ACTIVITY: Your output should be the complete listing, word for word, with no pictures in it.

MATERIAL SUPPLIED:
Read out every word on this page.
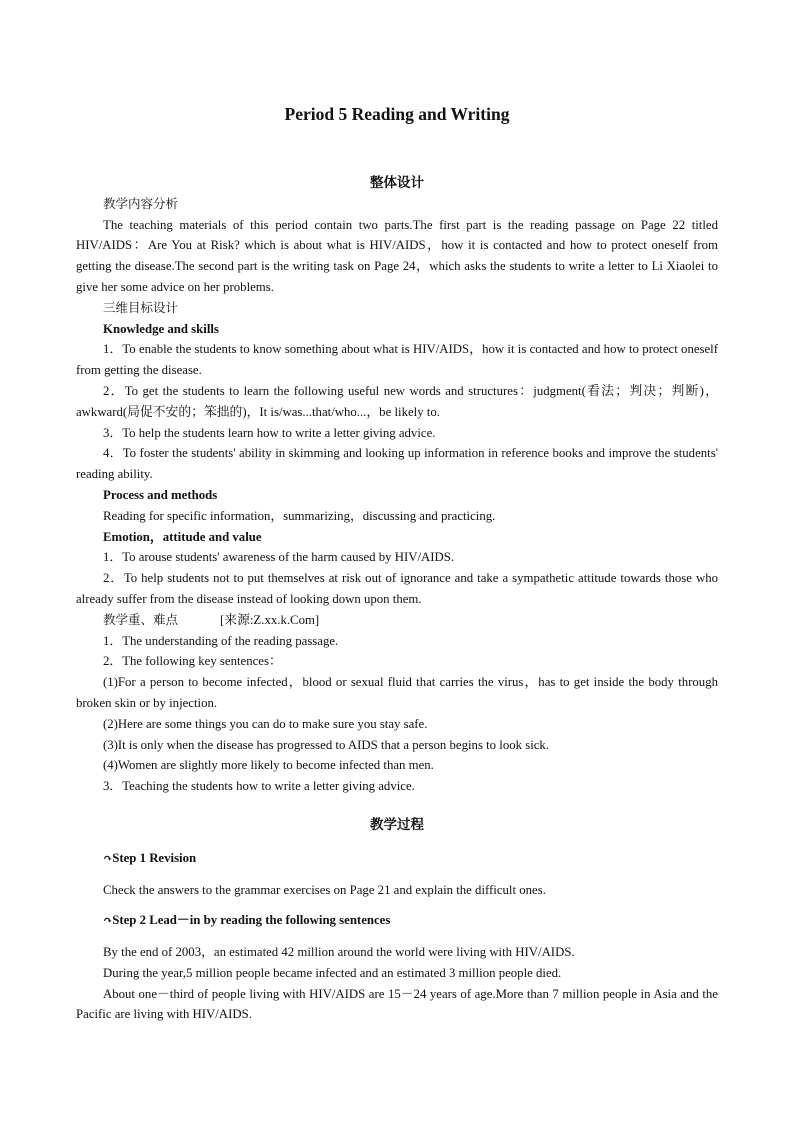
Period 5 Reading and Writing

整体设计

教学内容分析

The teaching materials of this period contain two parts.The first part is the reading passage on Page 22 titled HIV/AIDS：Are You at Risk? which is about what is HIV/AIDS，how it is contacted and how to protect oneself from getting the disease.The second part is the writing task on Page 24，which asks the students to write a letter to Li Xiaolei to give her some advice on her problems.

三维目标设计

Knowledge and skills

1．To enable the students to know something about what is HIV/AIDS，how it is contacted and how to protect oneself from getting the disease.

2．To get the students to learn the following useful new words and structures：judgment(看法；判决；判断)，awkward(局促不安的；笨拙的)，It is/was...that/who...，be likely to.

3．To help the students learn how to write a letter giving advice.

4．To foster the students' ability in skimming and looking up information in reference books and improve the students' reading ability.

Process and methods

Reading for specific information，summarizing，discussing and practicing.

Emotion，attitude and value

1．To arouse students' awareness of the harm caused by HIV/AIDS.

2．To help students not to put themselves at risk out of ignorance and take a sympathetic attitude towards those who already suffer from the disease instead of looking down upon them.

教学重、难点	[来源:Z.xx.k.Com]

1．The understanding of the reading passage.

2．The following key sentences：

(1)For a person to become infected，blood or sexual fluid that carries the virus，has to get inside the body through broken skin or by injection.

(2)Here are some things you can do to make sure you stay safe.

(3)It is only when the disease has progressed to AIDS that a person begins to look sick.

(4)Women are slightly more likely to become infected than men.

3．Teaching the students how to write a letter giving advice.

教学过程

↷Step 1 Revision

Check the answers to the grammar exercises on Page 21 and explain the difficult ones.

↷Step 2 Lead－in by reading the following sentences

By the end of 2003，an estimated 42 million around the world were living with HIV/AIDS.

During the year,5 million people became infected and an estimated 3 million people died.

About one－third of people living with HIV/AIDS are 15－24 years of age.More than 7 million people in Asia and the Pacific are living with HIV/AIDS.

FINAL ANSWER:
Read out every word on this page.
Period 5 Reading and Writing

整体设计

教学内容分析

The teaching materials of this period contain two parts.The first part is the reading passage on Page 22 titled HIV/AIDS：Are You at Risk? which is about what is HIV/AIDS，how it is contacted and how to protect oneself from getting the disease.The second part is the writing task on Page 24，which asks the students to write a letter to Li Xiaolei to give her some advice on her problems.

三维目标设计

Knowledge and skills

1．To enable the students to know something about what is HIV/AIDS，how it is contacted and how to protect oneself from getting the disease.

2．To get the students to learn the following useful new words and structures：judgment(看法；判决；判断)，awkward(局促不安的；笨拙的)，It is/was...that/who...，be likely to.

3．To help the students learn how to write a letter giving advice.

4．To foster the students' ability in skimming and looking up information in reference books and improve the students' reading ability.

Process and methods

Reading for specific information，summarizing，discussing and practicing.

Emotion，attitude and value

1．To arouse students' awareness of the harm caused by HIV/AIDS.

2．To help students not to put themselves at risk out of ignorance and take a sympathetic attitude towards those who already suffer from the disease instead of looking down upon them.

教学重、难点	[来源:Z.xx.k.Com]

1．The understanding of the reading passage.

2．The following key sentences：

(1)For a person to become infected，blood or sexual fluid that carries the virus，has to get inside the body through broken skin or by injection.

(2)Here are some things you can do to make sure you stay safe.

(3)It is only when the disease has progressed to AIDS that a person begins to look sick.

(4)Women are slightly more likely to become infected than men.

3．Teaching the students how to write a letter giving advice.

教学过程

↷Step 1 Revision

Check the answers to the grammar exercises on Page 21 and explain the difficult ones.

↷Step 2 Lead－in by reading the following sentences

By the end of 2003，an estimated 42 million around the world were living with HIV/AIDS.

During the year,5 million people became infected and an estimated 3 million people died.

About one－third of people living with HIV/AIDS are 15－24 years of age.More than 7 million people in Asia and the Pacific are living with HIV/AIDS.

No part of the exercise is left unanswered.